--- Dataset entries Enclosed Below ---

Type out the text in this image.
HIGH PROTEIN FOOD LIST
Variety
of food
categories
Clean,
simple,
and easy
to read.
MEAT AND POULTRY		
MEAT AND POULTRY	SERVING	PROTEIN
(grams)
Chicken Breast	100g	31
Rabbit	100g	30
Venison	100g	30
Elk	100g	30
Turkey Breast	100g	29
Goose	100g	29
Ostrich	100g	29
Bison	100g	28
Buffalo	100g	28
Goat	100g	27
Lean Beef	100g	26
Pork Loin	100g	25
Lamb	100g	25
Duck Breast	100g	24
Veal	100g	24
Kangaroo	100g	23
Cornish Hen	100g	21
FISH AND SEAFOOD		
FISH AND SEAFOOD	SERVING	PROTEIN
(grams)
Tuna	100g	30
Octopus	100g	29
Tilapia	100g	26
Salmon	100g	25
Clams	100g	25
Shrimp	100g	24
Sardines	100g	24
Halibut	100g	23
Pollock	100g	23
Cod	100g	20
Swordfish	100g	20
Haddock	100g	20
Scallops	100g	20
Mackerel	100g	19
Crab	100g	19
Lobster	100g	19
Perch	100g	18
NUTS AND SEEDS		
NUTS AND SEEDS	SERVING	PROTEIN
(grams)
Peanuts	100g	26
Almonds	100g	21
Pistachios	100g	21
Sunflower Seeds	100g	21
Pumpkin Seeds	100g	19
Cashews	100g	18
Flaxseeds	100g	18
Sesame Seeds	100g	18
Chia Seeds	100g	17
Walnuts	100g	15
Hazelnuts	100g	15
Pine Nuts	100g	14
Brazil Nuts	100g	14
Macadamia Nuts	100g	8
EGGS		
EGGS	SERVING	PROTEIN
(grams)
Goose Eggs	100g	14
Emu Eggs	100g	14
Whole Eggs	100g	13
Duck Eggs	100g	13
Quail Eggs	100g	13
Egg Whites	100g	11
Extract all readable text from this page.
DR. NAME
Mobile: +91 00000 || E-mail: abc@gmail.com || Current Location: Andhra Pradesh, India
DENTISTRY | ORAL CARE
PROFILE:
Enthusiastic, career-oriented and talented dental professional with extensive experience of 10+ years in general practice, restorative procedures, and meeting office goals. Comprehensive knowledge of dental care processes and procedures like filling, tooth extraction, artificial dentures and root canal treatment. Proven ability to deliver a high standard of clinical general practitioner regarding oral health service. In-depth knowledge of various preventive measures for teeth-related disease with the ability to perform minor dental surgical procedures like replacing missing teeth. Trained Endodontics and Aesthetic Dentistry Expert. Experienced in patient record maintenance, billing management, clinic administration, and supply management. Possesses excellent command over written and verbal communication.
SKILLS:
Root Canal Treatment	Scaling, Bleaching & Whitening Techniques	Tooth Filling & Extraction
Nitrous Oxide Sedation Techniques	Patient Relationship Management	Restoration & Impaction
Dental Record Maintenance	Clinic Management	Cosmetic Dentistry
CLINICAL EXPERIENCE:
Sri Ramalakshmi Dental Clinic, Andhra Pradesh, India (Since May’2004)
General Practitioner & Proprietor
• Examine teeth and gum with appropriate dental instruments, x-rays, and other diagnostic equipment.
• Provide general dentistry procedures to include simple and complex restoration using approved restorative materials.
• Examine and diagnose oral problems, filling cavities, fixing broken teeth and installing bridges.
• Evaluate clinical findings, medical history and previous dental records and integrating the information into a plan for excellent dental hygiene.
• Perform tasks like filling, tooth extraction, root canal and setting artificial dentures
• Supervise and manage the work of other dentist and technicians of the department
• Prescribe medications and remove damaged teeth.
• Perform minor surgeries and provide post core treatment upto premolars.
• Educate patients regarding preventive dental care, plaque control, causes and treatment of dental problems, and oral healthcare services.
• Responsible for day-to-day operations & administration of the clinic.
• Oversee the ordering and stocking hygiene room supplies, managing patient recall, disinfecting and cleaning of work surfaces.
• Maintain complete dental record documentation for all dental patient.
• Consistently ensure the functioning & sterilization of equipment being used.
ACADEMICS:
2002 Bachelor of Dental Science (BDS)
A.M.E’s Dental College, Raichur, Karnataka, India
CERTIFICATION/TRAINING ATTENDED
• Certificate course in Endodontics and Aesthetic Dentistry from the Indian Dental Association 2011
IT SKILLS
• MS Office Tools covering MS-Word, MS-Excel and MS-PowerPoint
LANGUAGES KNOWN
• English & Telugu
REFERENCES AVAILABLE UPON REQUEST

--- End of Enclosed Dataset entries ---

What this task involves:
Start at the top line of the records and retype them all exactly.

Answer space:
Type out the text in this image.
HIGH PROTEIN FOOD LIST
Variety
of food
categories
Clean,
simple,
and easy
to read.
MEAT AND POULTRY		
MEAT AND POULTRY	SERVING	PROTEIN
(grams)
Chicken Breast	100g	31
Rabbit	100g	30
Venison	100g	30
Elk	100g	30
Turkey Breast	100g	29
Goose	100g	29
Ostrich	100g	29
Bison	100g	28
Buffalo	100g	28
Goat	100g	27
Lean Beef	100g	26
Pork Loin	100g	25
Lamb	100g	25
Duck Breast	100g	24
Veal	100g	24
Kangaroo	100g	23
Cornish Hen	100g	21
FISH AND SEAFOOD		
FISH AND SEAFOOD	SERVING	PROTEIN
(grams)
Tuna	100g	30
Octopus	100g	29
Tilapia	100g	26
Salmon	100g	25
Clams	100g	25
Shrimp	100g	24
Sardines	100g	24
Halibut	100g	23
Pollock	100g	23
Cod	100g	20
Swordfish	100g	20
Haddock	100g	20
Scallops	100g	20
Mackerel	100g	19
Crab	100g	19
Lobster	100g	19
Perch	100g	18
NUTS AND SEEDS		
NUTS AND SEEDS	SERVING	PROTEIN
(grams)
Peanuts	100g	26
Almonds	100g	21
Pistachios	100g	21
Sunflower Seeds	100g	21
Pumpkin Seeds	100g	19
Cashews	100g	18
Flaxseeds	100g	18
Sesame Seeds	100g	18
Chia Seeds	100g	17
Walnuts	100g	15
Hazelnuts	100g	15
Pine Nuts	100g	14
Brazil Nuts	100g	14
Macadamia Nuts	100g	8
EGGS		
EGGS	SERVING	PROTEIN
(grams)
Goose Eggs	100g	14
Emu Eggs	100g	14
Whole Eggs	100g	13
Duck Eggs	100g	13
Quail Eggs	100g	13
Egg Whites	100g	11
Extract all readable text from this page.
DR. NAME
Mobile: +91 00000 || E-mail: abc@gmail.com || Current Location: Andhra Pradesh, India
DENTISTRY | ORAL CARE
PROFILE:
Enthusiastic, career-oriented and talented dental professional with extensive experience of 10+ years in general practice, restorative procedures, and meeting office goals. Comprehensive knowledge of dental care processes and procedures like filling, tooth extraction, artificial dentures and root canal treatment. Proven ability to deliver a high standard of clinical general practitioner regarding oral health service. In-depth knowledge of various preventive measures for teeth-related disease with the ability to perform minor dental surgical procedures like replacing missing teeth. Trained Endodontics and Aesthetic Dentistry Expert. Experienced in patient record maintenance, billing management, clinic administration, and supply management. Possesses excellent command over written and verbal communication.
SKILLS:
Root Canal Treatment	Scaling, Bleaching & Whitening Techniques	Tooth Filling & Extraction
Nitrous Oxide Sedation Techniques	Patient Relationship Management	Restoration & Impaction
Dental Record Maintenance	Clinic Management	Cosmetic Dentistry
CLINICAL EXPERIENCE:
Sri Ramalakshmi Dental Clinic, Andhra Pradesh, India (Since May’2004)
General Practitioner & Proprietor
• Examine teeth and gum with appropriate dental instruments, x-rays, and other diagnostic equipment.
• Provide general dentistry procedures to include simple and complex restoration using approved restorative materials.
• Examine and diagnose oral problems, filling cavities, fixing broken teeth and installing bridges.
• Evaluate clinical findings, medical history and previous dental records and integrating the information into a plan for excellent dental hygiene.
• Perform tasks like filling, tooth extraction, root canal and setting artificial dentures
• Supervise and manage the work of other dentist and technicians of the department
• Prescribe medications and remove damaged teeth.
• Perform minor surgeries and provide post core treatment upto premolars.
• Educate patients regarding preventive dental care, plaque control, causes and treatment of dental problems, and oral healthcare services.
• Responsible for day-to-day operations & administration of the clinic.
• Oversee the ordering and stocking hygiene room supplies, managing patient recall, disinfecting and cleaning of work surfaces.
• Maintain complete dental record documentation for all dental patient.
• Consistently ensure the functioning & sterilization of equipment being used.
ACADEMICS:
2002 Bachelor of Dental Science (BDS)
A.M.E’s Dental College, Raichur, Karnataka, India
CERTIFICATION/TRAINING ATTENDED
• Certificate course in Endodontics and Aesthetic Dentistry from the Indian Dental Association 2011
IT SKILLS
• MS Office Tools covering MS-Word, MS-Excel and MS-PowerPoint
LANGUAGES KNOWN
• English & Telugu
REFERENCES AVAILABLE UPON REQUEST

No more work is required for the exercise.